##### DATA FOR THIS EXERCISE

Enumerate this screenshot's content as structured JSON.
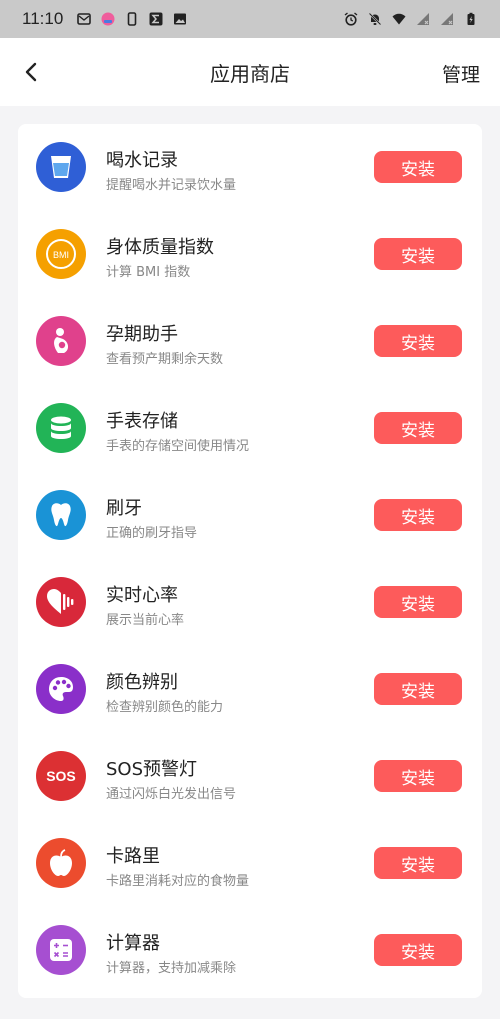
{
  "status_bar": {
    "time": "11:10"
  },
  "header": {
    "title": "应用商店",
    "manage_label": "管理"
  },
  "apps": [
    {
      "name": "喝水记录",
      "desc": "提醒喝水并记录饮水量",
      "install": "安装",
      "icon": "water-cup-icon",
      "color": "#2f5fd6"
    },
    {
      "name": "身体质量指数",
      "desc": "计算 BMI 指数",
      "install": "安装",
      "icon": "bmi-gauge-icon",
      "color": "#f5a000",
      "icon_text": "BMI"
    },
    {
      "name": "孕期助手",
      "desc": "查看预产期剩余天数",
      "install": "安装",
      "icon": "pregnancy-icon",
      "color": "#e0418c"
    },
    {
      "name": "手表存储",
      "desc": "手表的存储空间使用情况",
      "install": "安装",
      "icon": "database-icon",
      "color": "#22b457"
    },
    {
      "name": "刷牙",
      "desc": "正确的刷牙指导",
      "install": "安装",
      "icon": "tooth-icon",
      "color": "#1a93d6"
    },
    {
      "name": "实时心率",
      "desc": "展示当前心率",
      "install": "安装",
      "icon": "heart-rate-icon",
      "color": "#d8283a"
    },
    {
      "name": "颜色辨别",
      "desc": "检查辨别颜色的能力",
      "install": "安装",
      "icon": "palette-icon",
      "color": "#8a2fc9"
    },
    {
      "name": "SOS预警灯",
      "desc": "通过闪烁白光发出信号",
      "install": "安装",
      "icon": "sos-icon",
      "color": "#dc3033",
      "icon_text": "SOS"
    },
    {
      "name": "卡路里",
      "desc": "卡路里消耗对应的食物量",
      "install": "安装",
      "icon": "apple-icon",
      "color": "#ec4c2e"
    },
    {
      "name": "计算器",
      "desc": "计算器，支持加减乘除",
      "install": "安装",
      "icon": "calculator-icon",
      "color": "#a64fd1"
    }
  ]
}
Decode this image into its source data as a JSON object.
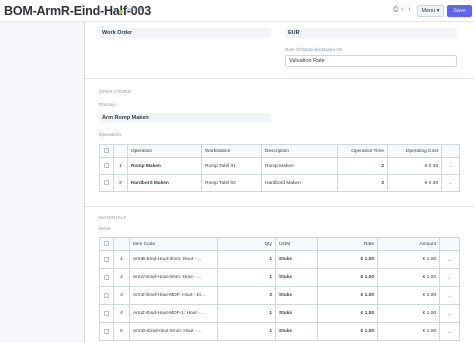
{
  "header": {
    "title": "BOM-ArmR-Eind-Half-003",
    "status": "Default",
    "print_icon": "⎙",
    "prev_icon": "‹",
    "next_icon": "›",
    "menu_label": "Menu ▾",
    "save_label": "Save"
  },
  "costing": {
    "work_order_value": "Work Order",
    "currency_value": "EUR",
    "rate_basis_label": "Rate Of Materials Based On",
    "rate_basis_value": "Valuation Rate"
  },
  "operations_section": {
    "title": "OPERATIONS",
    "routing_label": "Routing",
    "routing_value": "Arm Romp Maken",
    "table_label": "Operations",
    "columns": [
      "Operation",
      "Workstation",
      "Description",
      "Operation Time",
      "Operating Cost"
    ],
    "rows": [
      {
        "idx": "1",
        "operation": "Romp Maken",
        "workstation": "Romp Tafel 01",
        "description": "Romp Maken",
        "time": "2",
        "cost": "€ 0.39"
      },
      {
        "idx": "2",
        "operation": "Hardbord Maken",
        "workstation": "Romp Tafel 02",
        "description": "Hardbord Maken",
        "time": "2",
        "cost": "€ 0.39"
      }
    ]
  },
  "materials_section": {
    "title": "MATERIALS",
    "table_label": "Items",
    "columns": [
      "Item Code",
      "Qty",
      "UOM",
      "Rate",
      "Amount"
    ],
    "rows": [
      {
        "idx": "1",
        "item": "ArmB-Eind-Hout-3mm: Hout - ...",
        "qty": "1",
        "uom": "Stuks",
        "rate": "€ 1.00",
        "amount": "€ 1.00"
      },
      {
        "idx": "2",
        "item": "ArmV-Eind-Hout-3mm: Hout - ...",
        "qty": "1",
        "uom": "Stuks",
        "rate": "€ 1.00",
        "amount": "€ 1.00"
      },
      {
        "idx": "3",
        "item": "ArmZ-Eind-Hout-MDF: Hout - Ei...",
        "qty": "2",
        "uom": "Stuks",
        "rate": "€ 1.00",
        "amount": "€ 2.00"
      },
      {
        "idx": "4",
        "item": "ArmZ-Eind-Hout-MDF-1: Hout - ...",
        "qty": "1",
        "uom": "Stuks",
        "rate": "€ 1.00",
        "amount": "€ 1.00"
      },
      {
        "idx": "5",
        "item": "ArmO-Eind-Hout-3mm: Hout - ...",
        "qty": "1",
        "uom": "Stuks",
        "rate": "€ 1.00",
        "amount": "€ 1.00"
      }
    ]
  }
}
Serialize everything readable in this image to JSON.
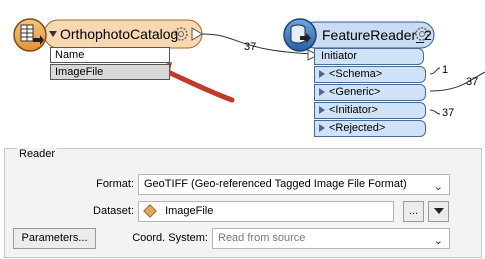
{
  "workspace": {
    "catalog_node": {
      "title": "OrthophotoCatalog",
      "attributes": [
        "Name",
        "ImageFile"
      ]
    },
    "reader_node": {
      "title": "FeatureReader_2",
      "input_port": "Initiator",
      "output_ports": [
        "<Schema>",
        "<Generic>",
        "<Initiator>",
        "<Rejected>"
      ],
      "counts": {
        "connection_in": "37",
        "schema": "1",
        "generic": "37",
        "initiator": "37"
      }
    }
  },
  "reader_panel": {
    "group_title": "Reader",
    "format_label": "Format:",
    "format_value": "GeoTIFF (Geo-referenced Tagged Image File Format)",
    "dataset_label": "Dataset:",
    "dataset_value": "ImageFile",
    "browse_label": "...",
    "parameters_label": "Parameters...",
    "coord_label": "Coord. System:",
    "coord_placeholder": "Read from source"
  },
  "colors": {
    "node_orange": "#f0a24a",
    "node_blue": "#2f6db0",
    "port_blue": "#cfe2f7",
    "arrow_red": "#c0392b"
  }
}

##########

Tally the lines above that contain the word "Tafel", and reply with only the number.

EXERCISE ANSWER >>
2